Pull out every line below that contains the word "configuration".

%%

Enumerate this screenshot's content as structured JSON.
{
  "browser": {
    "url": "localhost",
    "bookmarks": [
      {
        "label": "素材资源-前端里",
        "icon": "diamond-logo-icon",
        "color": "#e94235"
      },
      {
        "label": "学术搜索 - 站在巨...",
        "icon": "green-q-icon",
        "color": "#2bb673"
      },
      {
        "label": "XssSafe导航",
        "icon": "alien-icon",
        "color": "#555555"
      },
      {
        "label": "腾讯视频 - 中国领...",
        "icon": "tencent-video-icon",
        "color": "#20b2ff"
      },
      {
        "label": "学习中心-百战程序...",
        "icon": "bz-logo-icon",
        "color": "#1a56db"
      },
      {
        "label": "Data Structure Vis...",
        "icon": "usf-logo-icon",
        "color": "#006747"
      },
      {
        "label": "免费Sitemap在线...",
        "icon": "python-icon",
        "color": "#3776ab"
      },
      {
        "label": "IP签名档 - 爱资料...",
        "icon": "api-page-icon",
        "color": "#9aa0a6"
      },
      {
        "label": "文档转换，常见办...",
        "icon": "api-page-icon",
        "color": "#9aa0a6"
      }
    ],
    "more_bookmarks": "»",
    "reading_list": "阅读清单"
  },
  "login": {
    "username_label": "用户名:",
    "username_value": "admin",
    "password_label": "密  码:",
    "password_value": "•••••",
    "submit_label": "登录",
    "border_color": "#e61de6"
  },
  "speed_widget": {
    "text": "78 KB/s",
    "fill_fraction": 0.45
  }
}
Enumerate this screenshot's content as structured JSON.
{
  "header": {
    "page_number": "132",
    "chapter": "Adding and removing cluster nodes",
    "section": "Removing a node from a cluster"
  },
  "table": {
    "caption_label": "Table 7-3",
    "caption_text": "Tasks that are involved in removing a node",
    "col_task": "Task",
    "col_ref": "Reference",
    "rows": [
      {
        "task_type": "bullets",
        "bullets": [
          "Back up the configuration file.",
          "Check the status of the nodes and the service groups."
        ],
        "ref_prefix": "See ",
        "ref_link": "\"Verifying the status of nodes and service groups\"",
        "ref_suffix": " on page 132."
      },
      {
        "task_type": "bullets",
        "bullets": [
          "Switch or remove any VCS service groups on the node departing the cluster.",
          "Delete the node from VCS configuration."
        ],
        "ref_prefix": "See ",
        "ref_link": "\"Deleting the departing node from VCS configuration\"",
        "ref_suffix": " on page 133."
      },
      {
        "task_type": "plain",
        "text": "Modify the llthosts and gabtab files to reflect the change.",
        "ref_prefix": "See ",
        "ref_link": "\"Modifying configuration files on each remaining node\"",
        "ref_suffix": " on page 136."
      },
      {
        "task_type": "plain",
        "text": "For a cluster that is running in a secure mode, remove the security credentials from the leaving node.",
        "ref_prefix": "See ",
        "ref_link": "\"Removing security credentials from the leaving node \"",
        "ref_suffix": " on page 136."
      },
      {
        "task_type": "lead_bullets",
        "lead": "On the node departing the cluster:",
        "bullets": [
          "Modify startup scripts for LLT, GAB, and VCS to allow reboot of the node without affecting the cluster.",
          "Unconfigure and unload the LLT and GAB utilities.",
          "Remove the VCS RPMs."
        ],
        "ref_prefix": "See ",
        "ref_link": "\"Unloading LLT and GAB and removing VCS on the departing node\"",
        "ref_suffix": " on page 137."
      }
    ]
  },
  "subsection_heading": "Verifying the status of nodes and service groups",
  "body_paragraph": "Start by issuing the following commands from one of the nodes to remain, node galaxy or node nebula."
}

%%

→ Output for this task
          "Back up the configuration file.",
          "Delete the node from VCS configuration."
        "ref_link": "\"Deleting the departing node from VCS configuration\"",
        "ref_link": "\"Modifying configuration files on each remaining node\"",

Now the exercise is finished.